Exercise tasks:
1 – Reproduce the portion of the 2012 presidential race activity between "1. My Ideas" and "and his/her ideas.", inclusive.
2 – Write the next section of the classroom activity on the 2012 presidential race, beginning after its final line.

Supplied text:
◆ ◆ ◆ ◆

1. My Ideas Are Best!
The 2012 race for president is up and running. Republican candidates are making appearances on talk shows and in debates. When candidates meet for a debate, they answer questions from a moderator or panel of experts. In their answers, you hear many different viewpoints presented on different topics. Right now, the candidates are talking about jobs for Americans, the country's economy, wars in Libya and Afghanistan, education, health care and more. Voters decide who they think is the best person for the job based on the answers of the candidates. As a class, find stories about the Republican candidates and President Obama in your newspaper. Fold a paper in six to eight squares and write what the candidates think about the different issues facing our country. Each square should contain a candidate and his/her ideas.
Core Standard: Explaining the relationships of interactions between two or more individuals based on specific information in the text.

◆ ◆ ◆ ◆

Given material:
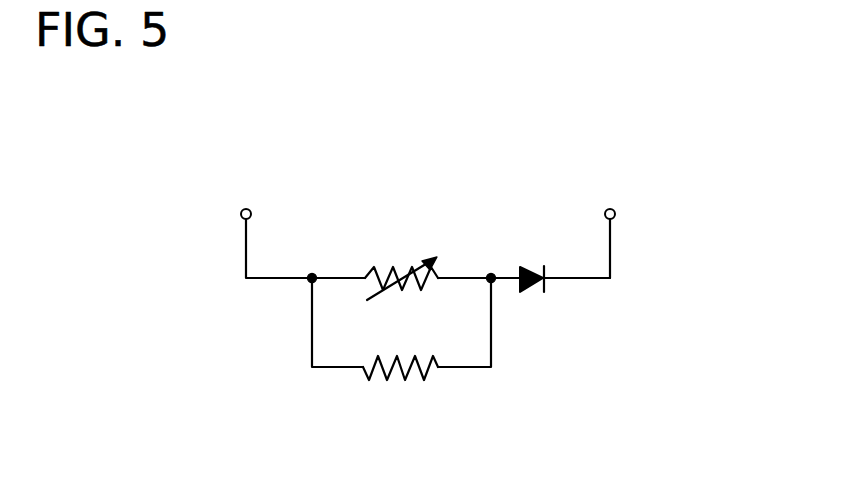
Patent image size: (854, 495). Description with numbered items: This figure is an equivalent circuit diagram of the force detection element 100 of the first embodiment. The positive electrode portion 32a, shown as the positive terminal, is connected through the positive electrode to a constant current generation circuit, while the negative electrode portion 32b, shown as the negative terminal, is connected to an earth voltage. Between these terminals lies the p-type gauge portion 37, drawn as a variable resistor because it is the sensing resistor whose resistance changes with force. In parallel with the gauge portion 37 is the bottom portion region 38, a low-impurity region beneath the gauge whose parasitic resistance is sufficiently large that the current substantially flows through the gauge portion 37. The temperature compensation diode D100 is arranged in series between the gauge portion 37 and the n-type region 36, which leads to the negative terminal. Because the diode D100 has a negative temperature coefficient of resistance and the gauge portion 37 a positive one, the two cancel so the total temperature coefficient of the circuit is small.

◆ ◆ ◆ ◆

The answers:
1 –
1. My Ideas Are Best!
The 2012 race for president is up and running. Republican candidates are making appearances on talk shows and in debates. When candidates meet for a debate, they answer questions from a moderator or panel of experts. In their answers, you hear many different viewpoints presented on different topics. Right now, the candidates are talking about jobs for Americans, the country's economy, wars in Libya and Afghanistan, education, health care and more. Voters decide who they think is the best person for the job based on the answers of the candidates. As a class, find stories about the Republican candidates and President Obama in your newspaper. Fold a paper in six to eight squares and write what the candidates think about the different issues facing our country. Each square should contain a candidate and his/her ideas.

2 –
2. Getting Ready for the Day
Fall officially begins this week, and you may already be noticing a change in the weather. Experts on weather also are noticing changes as they make their daily forecasts. Weather forecasts can help you make sure you will be dressed properly. Look at the weather page and weather map in today's newspaper. Draw a picture of yourself dressed properly for tomorrow's weather. Then find a city or country listed on that page that begins with the same letter as your first or last name. Find out what the weather will be like there tomorrow. Draw a picture of a student your age who is dressed for the weather in that place.
Core Standard: Interpreting information presented visually, orally or quantitatively; using the craft of the illustrator.
3. Who's Writing?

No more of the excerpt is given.